WHAT IS ASKED:
Below are some records; give them all again exactly, but not the pictures.

Items from a data source
------------

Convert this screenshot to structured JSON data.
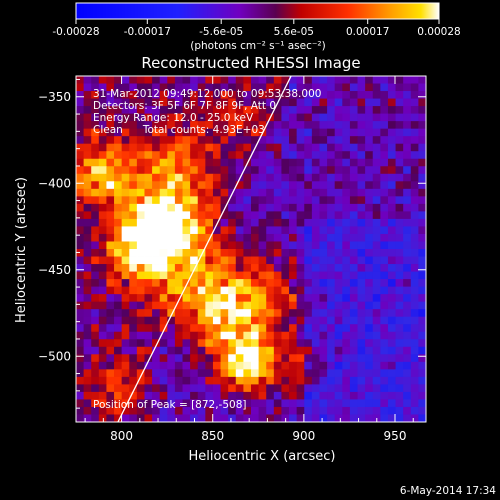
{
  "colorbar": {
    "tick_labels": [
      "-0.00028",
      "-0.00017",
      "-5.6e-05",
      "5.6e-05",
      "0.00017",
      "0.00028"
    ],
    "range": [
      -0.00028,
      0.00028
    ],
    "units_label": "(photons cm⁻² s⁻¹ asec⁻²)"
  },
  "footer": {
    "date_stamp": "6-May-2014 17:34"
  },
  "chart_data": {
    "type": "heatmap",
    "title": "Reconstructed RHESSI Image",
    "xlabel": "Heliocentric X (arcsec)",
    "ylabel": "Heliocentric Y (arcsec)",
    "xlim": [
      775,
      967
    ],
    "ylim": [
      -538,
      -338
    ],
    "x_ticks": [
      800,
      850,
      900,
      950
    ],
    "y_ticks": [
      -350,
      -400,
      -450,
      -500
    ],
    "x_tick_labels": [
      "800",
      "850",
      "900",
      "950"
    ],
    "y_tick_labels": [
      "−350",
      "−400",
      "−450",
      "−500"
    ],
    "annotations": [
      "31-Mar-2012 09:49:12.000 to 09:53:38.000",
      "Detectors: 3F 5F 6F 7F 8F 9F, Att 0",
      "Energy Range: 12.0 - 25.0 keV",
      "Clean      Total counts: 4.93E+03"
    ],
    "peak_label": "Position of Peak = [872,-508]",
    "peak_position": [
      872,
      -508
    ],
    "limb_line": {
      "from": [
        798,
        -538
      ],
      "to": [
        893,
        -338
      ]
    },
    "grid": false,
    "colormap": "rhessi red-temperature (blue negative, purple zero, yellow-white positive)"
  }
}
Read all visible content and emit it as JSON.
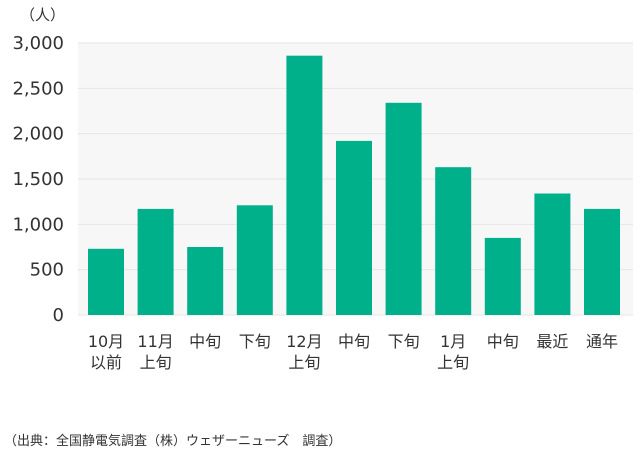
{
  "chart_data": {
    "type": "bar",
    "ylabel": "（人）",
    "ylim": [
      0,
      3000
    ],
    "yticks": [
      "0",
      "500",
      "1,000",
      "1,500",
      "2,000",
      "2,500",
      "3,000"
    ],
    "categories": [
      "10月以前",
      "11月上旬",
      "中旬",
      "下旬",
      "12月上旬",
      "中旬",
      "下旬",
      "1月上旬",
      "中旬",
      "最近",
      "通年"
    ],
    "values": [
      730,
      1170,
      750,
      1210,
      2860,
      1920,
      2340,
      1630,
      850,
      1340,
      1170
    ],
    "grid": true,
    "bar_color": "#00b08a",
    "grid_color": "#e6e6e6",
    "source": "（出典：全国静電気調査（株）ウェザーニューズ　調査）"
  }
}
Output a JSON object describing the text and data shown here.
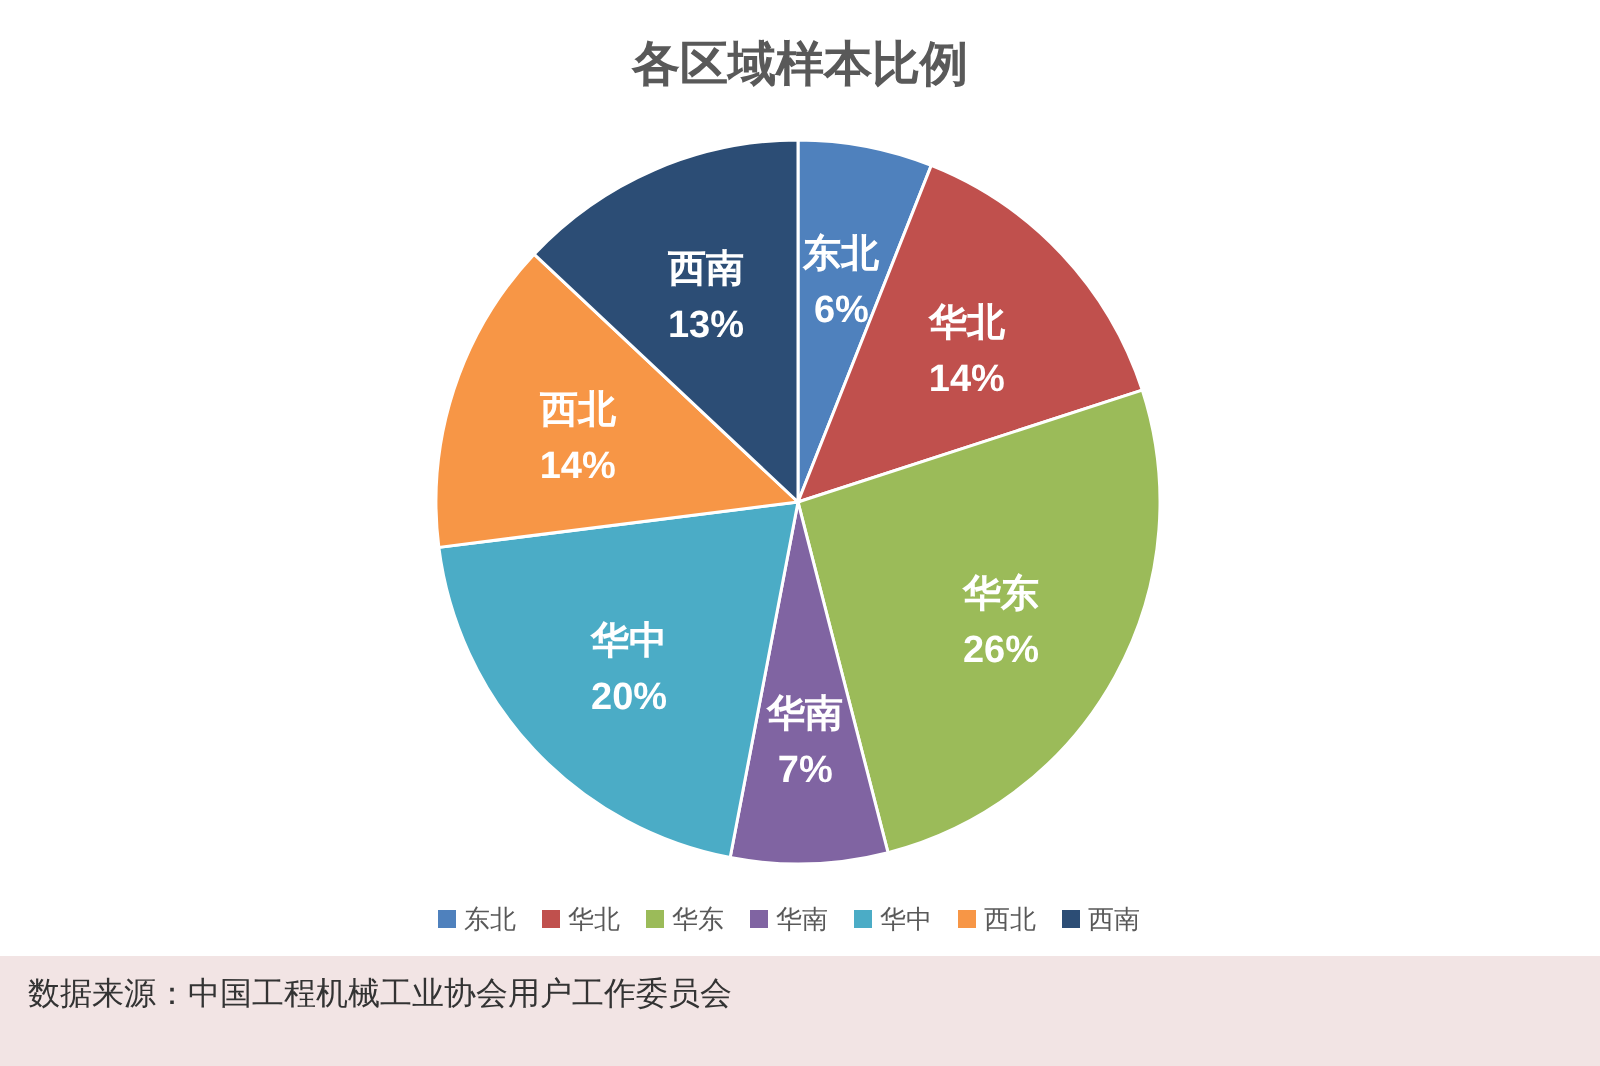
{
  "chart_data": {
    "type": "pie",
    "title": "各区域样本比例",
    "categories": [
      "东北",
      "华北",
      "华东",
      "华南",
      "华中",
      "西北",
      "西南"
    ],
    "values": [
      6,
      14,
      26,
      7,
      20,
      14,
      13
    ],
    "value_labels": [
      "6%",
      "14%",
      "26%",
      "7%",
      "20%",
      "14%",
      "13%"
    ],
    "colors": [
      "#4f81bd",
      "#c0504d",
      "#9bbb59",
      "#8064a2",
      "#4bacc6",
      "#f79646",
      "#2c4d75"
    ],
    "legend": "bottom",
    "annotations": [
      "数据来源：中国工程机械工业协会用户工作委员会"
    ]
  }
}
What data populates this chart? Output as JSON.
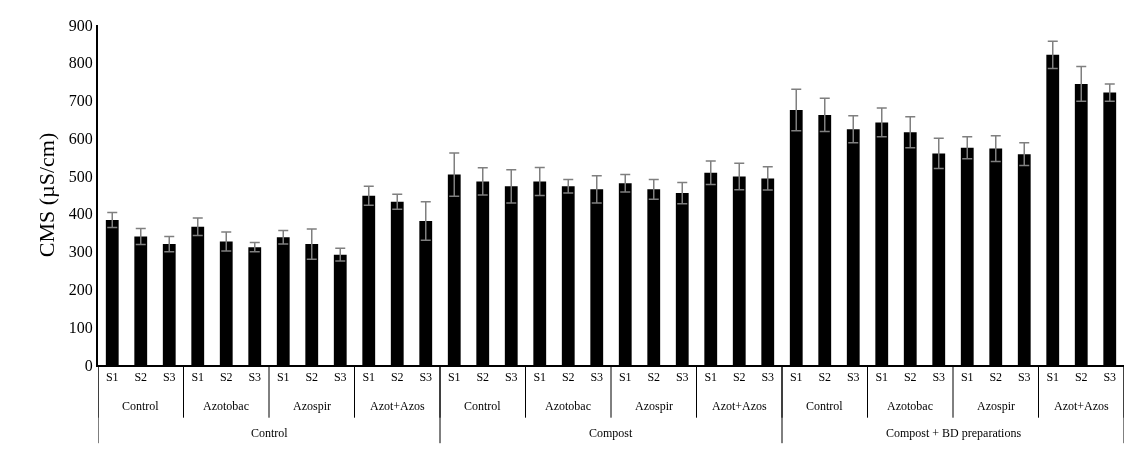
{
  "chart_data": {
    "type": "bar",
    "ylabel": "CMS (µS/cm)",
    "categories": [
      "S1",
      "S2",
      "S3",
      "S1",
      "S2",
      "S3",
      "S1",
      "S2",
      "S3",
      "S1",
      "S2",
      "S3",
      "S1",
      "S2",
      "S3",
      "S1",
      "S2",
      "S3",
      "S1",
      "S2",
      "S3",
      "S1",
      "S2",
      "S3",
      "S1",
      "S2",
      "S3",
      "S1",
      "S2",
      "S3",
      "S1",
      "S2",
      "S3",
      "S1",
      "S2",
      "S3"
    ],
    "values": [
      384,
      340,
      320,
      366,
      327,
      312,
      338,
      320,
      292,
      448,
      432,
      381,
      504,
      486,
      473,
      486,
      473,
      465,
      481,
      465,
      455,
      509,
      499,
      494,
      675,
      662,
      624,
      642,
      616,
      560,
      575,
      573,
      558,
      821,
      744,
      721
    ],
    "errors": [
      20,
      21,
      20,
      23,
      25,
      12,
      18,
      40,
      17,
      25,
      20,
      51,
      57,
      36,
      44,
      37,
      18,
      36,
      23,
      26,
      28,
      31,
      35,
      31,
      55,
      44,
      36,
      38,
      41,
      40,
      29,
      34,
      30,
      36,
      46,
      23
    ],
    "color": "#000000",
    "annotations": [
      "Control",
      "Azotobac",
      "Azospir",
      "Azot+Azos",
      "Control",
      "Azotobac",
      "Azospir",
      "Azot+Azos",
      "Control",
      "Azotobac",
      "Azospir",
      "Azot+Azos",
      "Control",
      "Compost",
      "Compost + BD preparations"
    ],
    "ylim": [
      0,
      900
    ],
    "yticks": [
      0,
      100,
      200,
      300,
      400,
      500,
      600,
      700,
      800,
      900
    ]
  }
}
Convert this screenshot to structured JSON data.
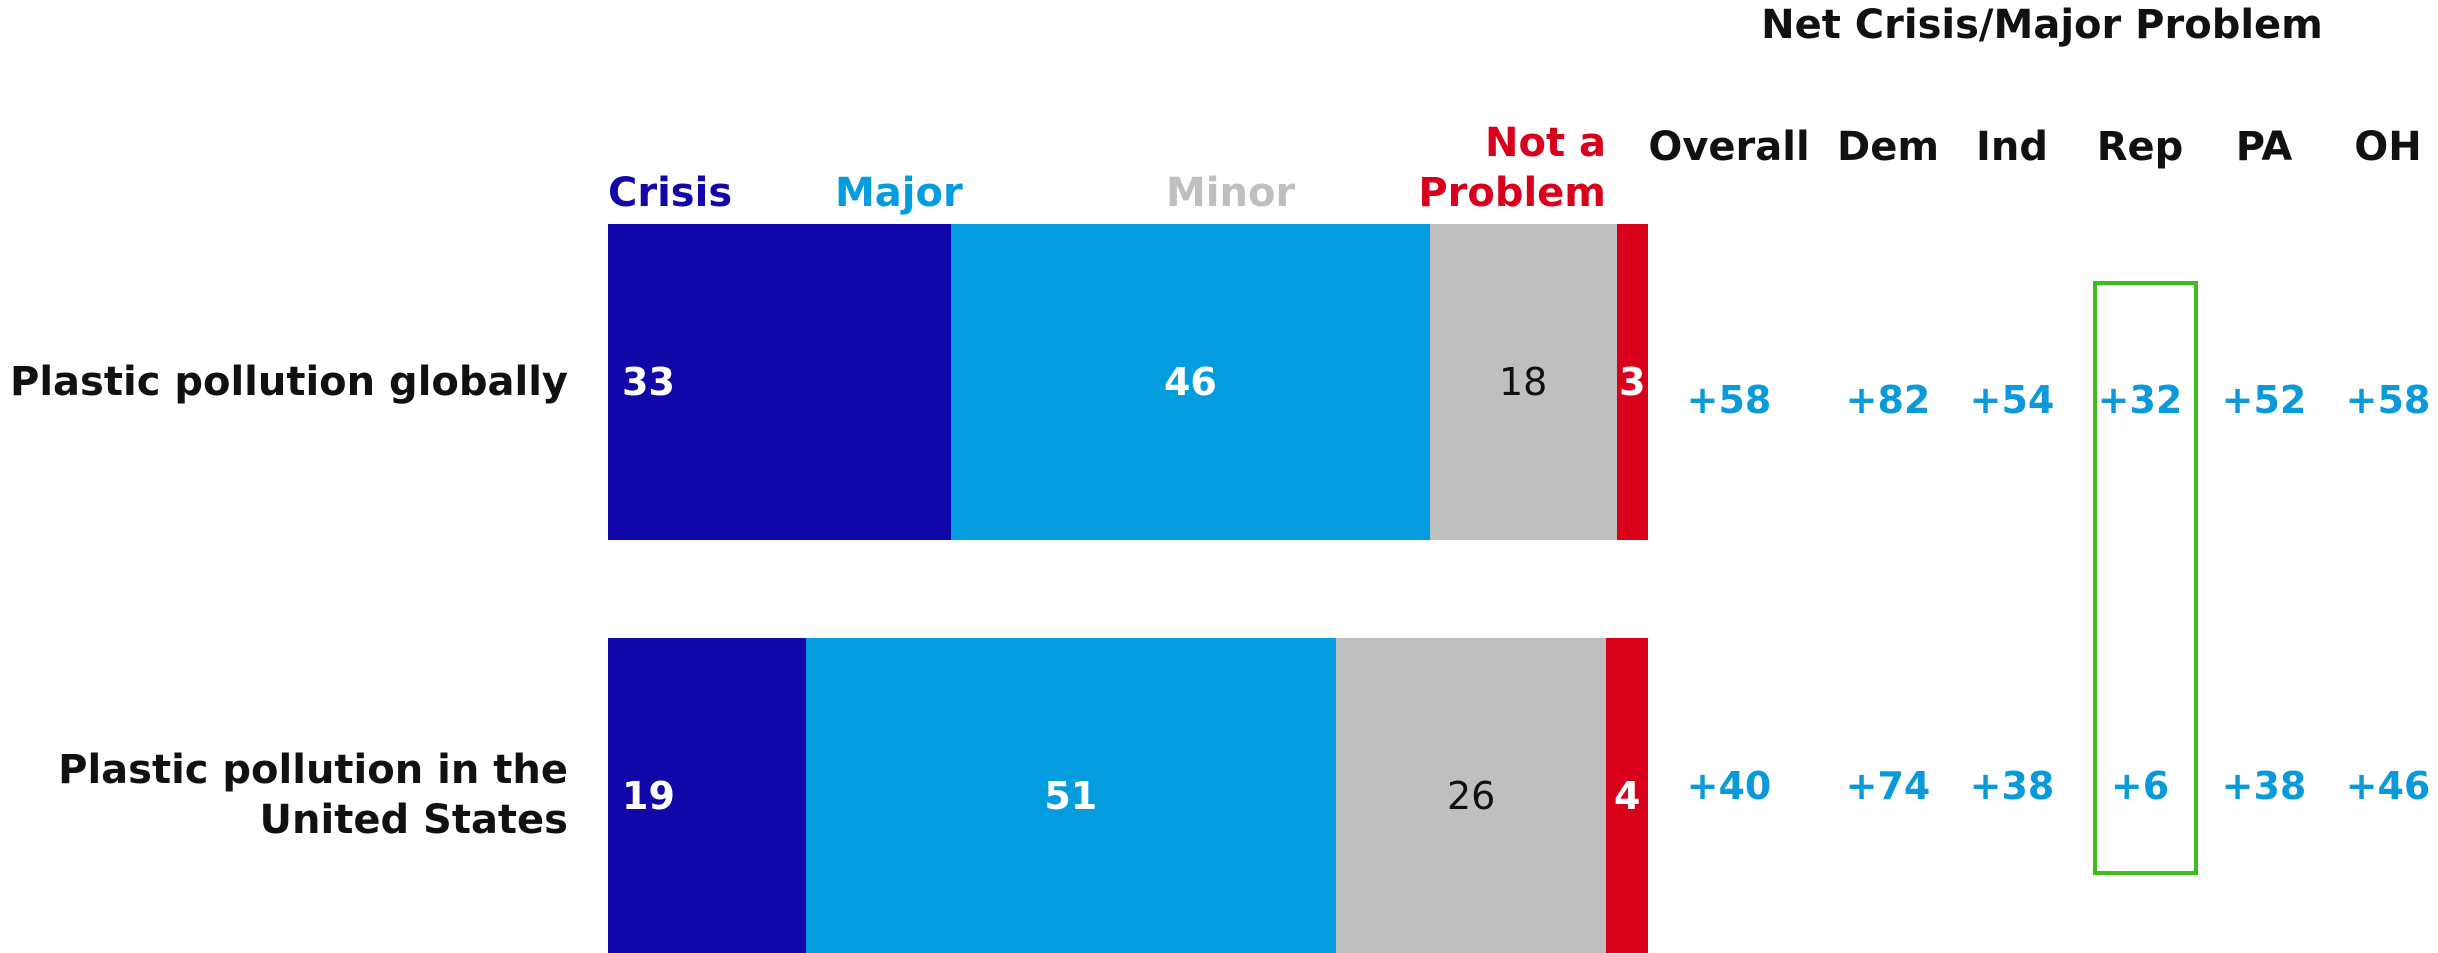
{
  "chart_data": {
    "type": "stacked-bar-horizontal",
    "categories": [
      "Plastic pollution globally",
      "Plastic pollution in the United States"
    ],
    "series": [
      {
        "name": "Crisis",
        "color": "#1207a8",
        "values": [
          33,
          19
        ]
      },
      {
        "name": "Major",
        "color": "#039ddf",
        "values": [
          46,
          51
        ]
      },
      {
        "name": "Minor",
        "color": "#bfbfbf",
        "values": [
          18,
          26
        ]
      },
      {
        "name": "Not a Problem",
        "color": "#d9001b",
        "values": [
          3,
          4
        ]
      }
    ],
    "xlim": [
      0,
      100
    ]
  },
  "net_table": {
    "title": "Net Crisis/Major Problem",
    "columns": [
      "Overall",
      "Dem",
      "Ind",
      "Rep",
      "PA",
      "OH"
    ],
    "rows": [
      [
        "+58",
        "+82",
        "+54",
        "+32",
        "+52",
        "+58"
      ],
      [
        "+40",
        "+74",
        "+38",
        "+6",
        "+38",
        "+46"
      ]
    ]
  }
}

------------

RESULT:
Convert this screenshot to structured JSON data.
{
  "colorbar": {
    "tick_labels": [
      "-0.00028",
      "-0.00017",
      "-5.6e-05",
      "5.6e-05",
      "0.00017",
      "0.00028"
    ],
    "range": [
      -0.00028,
      0.00028
    ],
    "units_label": "(photons cm⁻² s⁻¹ asec⁻²)"
  },
  "footer": {
    "date_stamp": "6-May-2014 17:34"
  },
  "chart_data": {
    "type": "heatmap",
    "title": "Reconstructed RHESSI Image",
    "xlabel": "Heliocentric X (arcsec)",
    "ylabel": "Heliocentric Y (arcsec)",
    "xlim": [
      775,
      967
    ],
    "ylim": [
      -538,
      -338
    ],
    "x_ticks": [
      800,
      850,
      900,
      950
    ],
    "y_ticks": [
      -350,
      -400,
      -450,
      -500
    ],
    "x_tick_labels": [
      "800",
      "850",
      "900",
      "950"
    ],
    "y_tick_labels": [
      "−350",
      "−400",
      "−450",
      "−500"
    ],
    "annotations": [
      "31-Mar-2012 09:49:12.000 to 09:53:38.000",
      "Detectors: 3F 5F 6F 7F 8F 9F, Att 0",
      "Energy Range: 12.0 - 25.0 keV",
      "Clean      Total counts: 4.93E+03"
    ],
    "peak_label": "Position of Peak = [872,-508]",
    "peak_position": [
      872,
      -508
    ],
    "limb_line": {
      "from": [
        798,
        -538
      ],
      "to": [
        893,
        -338
      ]
    },
    "grid": false,
    "colormap": "rhessi red-temperature (blue negative, purple zero, yellow-white positive)"
  }
}
Read all visible content and emit it as JSON.
{
  "chart_data": {
    "type": "bar",
    "ylabel": "（人）",
    "ylim": [
      0,
      3000
    ],
    "yticks": [
      "0",
      "500",
      "1,000",
      "1,500",
      "2,000",
      "2,500",
      "3,000"
    ],
    "categories": [
      "10月以前",
      "11月上旬",
      "中旬",
      "下旬",
      "12月上旬",
      "中旬",
      "下旬",
      "1月上旬",
      "中旬",
      "最近",
      "通年"
    ],
    "values": [
      730,
      1170,
      750,
      1210,
      2860,
      1920,
      2340,
      1630,
      850,
      1340,
      1170
    ],
    "grid": true,
    "bar_color": "#00b08a",
    "grid_color": "#e6e6e6",
    "source": "（出典：全国静電気調査（株）ウェザーニューズ　調査）"
  }
}
Output a JSON object describing the text and data shown here.
{
  "chart_data": {
    "type": "pie",
    "title": "各区域样本比例",
    "categories": [
      "东北",
      "华北",
      "华东",
      "华南",
      "华中",
      "西北",
      "西南"
    ],
    "values": [
      6,
      14,
      26,
      7,
      20,
      14,
      13
    ],
    "value_labels": [
      "6%",
      "14%",
      "26%",
      "7%",
      "20%",
      "14%",
      "13%"
    ],
    "colors": [
      "#4f81bd",
      "#c0504d",
      "#9bbb59",
      "#8064a2",
      "#4bacc6",
      "#f79646",
      "#2c4d75"
    ],
    "legend": "bottom",
    "annotations": [
      "数据来源：中国工程机械工业协会用户工作委员会"
    ]
  }
}
What data populates this chart? Output as JSON.
{
  "chart_data": {
    "type": "bar",
    "ylabel": "CMS (µS/cm)",
    "categories": [
      "S1",
      "S2",
      "S3",
      "S1",
      "S2",
      "S3",
      "S1",
      "S2",
      "S3",
      "S1",
      "S2",
      "S3",
      "S1",
      "S2",
      "S3",
      "S1",
      "S2",
      "S3",
      "S1",
      "S2",
      "S3",
      "S1",
      "S2",
      "S3",
      "S1",
      "S2",
      "S3",
      "S1",
      "S2",
      "S3",
      "S1",
      "S2",
      "S3",
      "S1",
      "S2",
      "S3"
    ],
    "values": [
      384,
      340,
      320,
      366,
      327,
      312,
      338,
      320,
      292,
      448,
      432,
      381,
      504,
      486,
      473,
      486,
      473,
      465,
      481,
      465,
      455,
      509,
      499,
      494,
      675,
      662,
      624,
      642,
      616,
      560,
      575,
      573,
      558,
      821,
      744,
      721
    ],
    "errors": [
      20,
      21,
      20,
      23,
      25,
      12,
      18,
      40,
      17,
      25,
      20,
      51,
      57,
      36,
      44,
      37,
      18,
      36,
      23,
      26,
      28,
      31,
      35,
      31,
      55,
      44,
      36,
      38,
      41,
      40,
      29,
      34,
      30,
      36,
      46,
      23
    ],
    "color": "#000000",
    "annotations": [
      "Control",
      "Azotobac",
      "Azospir",
      "Azot+Azos",
      "Control",
      "Azotobac",
      "Azospir",
      "Azot+Azos",
      "Control",
      "Azotobac",
      "Azospir",
      "Azot+Azos",
      "Control",
      "Compost",
      "Compost + BD preparations"
    ],
    "ylim": [
      0,
      900
    ],
    "yticks": [
      0,
      100,
      200,
      300,
      400,
      500,
      600,
      700,
      800,
      900
    ]
  }
}
Convert this screenshot to structured JSON data.
{
  "chart_data": {
    "type": "stacked-bar-horizontal",
    "categories": [
      "Plastic pollution globally",
      "Plastic pollution in the United States"
    ],
    "series": [
      {
        "name": "Crisis",
        "color": "#1207a8",
        "values": [
          33,
          19
        ]
      },
      {
        "name": "Major",
        "color": "#039ddf",
        "values": [
          46,
          51
        ]
      },
      {
        "name": "Minor",
        "color": "#bfbfbf",
        "values": [
          18,
          26
        ]
      },
      {
        "name": "Not a Problem",
        "color": "#d9001b",
        "values": [
          3,
          4
        ]
      }
    ],
    "xlim": [
      0,
      100
    ]
  },
  "net_table": {
    "title": "Net Crisis/Major Problem",
    "columns": [
      "Overall",
      "Dem",
      "Ind",
      "Rep",
      "PA",
      "OH"
    ],
    "rows": [
      [
        "+58",
        "+82",
        "+54",
        "+32",
        "+52",
        "+58"
      ],
      [
        "+40",
        "+74",
        "+38",
        "+6",
        "+38",
        "+46"
      ]
    ]
  }
}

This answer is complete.